◆ ENTRIES SHOWN
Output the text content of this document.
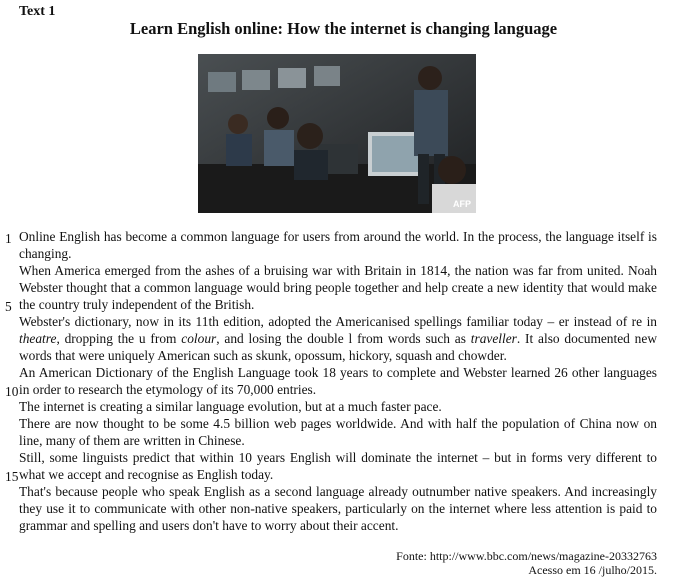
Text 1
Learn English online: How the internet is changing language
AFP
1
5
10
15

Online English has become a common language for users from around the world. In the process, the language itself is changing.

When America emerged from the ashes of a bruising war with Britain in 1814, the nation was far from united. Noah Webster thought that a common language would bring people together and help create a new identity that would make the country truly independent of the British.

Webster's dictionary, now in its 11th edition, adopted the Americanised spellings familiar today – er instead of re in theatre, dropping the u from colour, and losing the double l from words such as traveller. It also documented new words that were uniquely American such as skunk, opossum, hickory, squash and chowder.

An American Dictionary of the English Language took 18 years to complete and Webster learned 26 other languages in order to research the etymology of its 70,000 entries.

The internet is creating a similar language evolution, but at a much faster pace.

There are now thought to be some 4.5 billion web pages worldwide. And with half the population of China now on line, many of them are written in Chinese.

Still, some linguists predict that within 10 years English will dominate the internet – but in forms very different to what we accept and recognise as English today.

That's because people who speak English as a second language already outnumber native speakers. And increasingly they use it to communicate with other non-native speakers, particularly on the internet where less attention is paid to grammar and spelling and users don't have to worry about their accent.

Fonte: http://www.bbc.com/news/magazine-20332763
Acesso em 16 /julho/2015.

...

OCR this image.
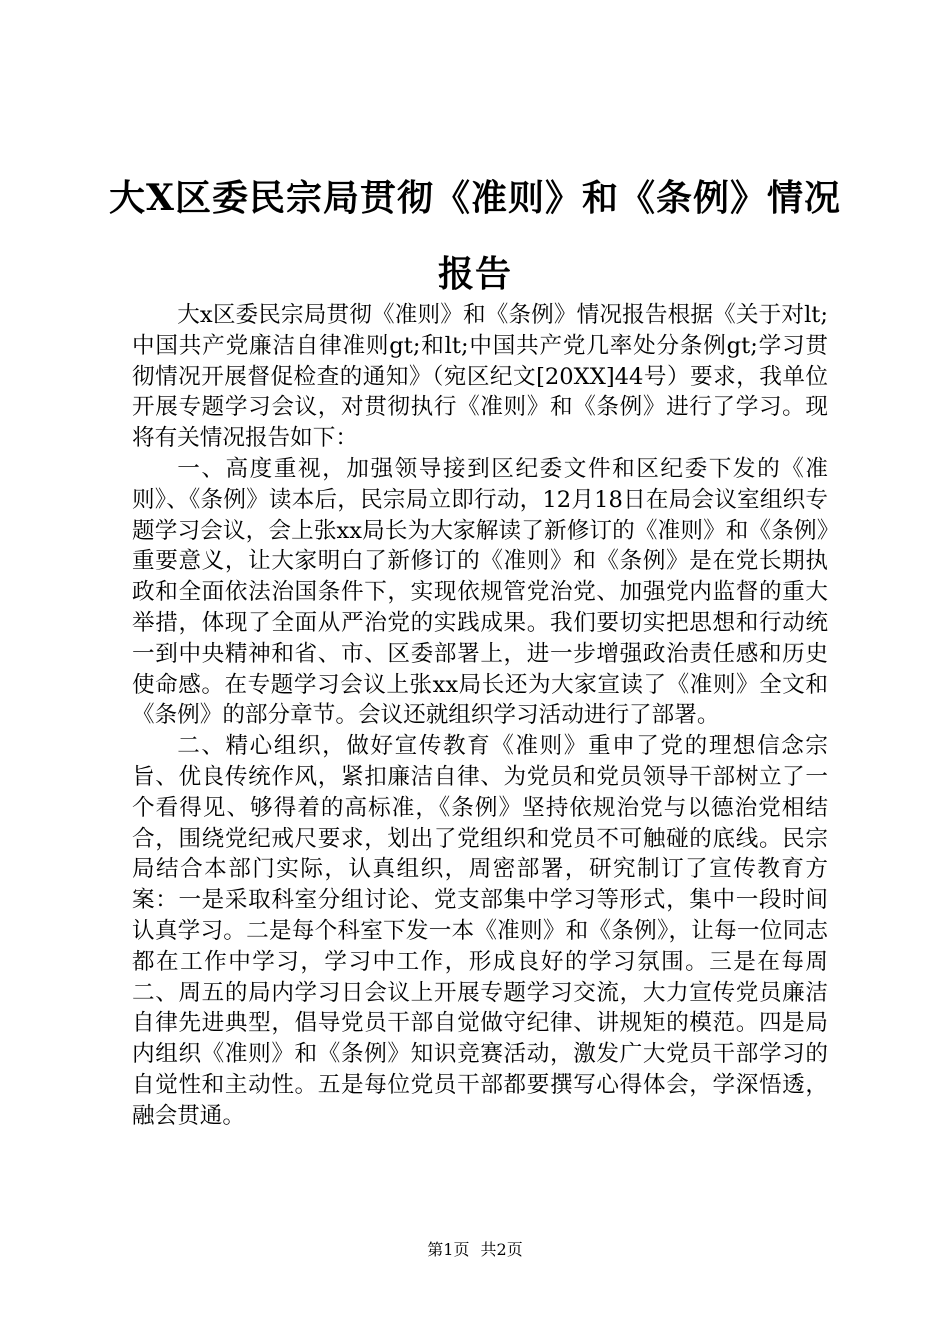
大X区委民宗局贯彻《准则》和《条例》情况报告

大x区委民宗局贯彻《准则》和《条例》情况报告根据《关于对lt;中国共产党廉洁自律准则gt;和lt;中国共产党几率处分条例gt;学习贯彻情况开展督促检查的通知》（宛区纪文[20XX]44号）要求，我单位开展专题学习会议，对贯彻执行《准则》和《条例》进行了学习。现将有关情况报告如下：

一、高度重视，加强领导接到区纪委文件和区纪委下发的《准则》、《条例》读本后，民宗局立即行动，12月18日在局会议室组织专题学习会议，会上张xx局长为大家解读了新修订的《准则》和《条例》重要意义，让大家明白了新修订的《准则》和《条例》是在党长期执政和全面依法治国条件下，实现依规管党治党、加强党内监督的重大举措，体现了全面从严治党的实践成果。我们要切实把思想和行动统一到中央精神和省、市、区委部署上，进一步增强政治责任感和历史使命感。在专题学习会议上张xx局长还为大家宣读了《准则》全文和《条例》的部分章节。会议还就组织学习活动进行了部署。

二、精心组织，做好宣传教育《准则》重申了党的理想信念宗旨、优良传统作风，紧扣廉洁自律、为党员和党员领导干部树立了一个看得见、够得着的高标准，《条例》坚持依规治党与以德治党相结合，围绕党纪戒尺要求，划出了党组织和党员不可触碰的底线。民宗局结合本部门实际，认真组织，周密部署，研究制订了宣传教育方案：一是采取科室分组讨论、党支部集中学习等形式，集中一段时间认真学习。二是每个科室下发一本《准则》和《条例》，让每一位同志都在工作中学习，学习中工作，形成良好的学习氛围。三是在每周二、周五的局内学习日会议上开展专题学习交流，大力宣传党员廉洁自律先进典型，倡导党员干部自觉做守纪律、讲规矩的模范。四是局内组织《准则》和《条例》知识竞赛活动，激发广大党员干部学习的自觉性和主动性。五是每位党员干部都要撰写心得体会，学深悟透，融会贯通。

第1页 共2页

◆ TASK PROMPT
Of the lines in the entries, how many include the word "English"? State only the number.

◆ ANSWER BELOW
5